Scan the records below. List lines holding "grid".

-- BEGIN Material --

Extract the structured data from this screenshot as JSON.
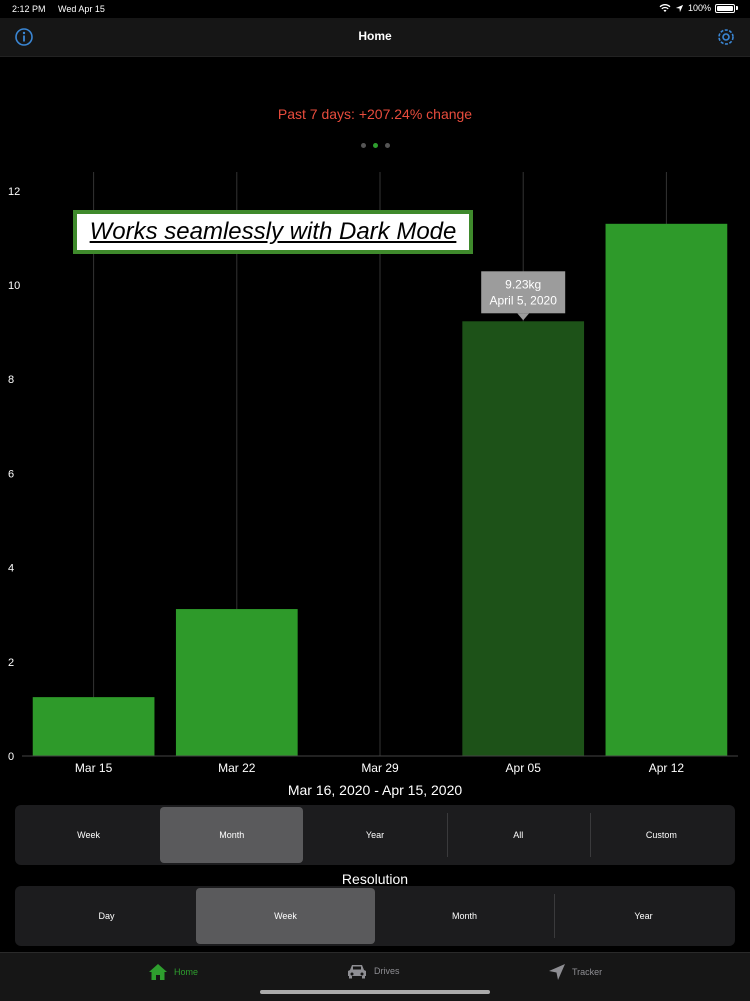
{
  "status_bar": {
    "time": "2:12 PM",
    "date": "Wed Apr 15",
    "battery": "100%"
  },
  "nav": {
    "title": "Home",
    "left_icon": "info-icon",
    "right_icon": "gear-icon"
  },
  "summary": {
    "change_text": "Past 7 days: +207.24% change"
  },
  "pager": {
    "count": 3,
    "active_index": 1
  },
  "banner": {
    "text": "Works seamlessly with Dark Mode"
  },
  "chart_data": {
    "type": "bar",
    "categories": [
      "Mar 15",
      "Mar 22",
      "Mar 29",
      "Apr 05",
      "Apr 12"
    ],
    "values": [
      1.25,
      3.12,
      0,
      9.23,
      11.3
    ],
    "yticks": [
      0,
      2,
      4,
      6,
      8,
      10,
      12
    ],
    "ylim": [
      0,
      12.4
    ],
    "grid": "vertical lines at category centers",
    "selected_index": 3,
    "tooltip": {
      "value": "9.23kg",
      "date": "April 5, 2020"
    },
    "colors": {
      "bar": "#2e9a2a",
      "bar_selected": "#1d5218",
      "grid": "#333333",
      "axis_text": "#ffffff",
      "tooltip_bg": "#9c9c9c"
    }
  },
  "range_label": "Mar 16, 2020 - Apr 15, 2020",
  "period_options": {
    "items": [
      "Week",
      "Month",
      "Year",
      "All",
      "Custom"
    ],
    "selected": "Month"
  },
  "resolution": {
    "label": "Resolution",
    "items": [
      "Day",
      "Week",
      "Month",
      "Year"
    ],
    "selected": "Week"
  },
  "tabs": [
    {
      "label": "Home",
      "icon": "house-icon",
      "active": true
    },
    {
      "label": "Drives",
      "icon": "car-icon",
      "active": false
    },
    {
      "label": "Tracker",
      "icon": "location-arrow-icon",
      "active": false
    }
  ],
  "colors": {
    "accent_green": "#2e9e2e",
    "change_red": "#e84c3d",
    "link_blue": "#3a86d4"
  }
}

-- END Material --
-- BEGIN Material --

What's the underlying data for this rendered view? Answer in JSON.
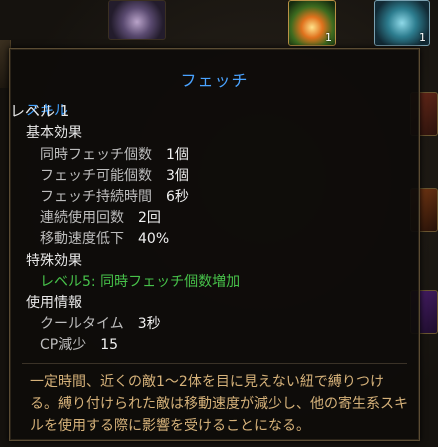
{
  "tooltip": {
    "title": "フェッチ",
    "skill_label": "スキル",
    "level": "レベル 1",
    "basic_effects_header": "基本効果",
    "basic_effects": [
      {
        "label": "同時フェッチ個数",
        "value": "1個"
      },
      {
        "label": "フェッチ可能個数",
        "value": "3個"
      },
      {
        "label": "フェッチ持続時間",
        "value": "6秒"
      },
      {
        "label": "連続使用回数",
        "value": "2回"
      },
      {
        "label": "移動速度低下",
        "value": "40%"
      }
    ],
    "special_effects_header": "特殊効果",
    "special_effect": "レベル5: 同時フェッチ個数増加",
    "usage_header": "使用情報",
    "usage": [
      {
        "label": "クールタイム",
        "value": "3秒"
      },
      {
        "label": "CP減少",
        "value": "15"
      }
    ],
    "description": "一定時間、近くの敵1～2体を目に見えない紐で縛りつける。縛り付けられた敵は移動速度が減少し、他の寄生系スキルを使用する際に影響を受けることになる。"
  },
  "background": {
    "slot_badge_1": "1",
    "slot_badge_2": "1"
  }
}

-- END Material --

— Full solution —
    "grid": "vertical lines at category centers",
      "grid": "#333333",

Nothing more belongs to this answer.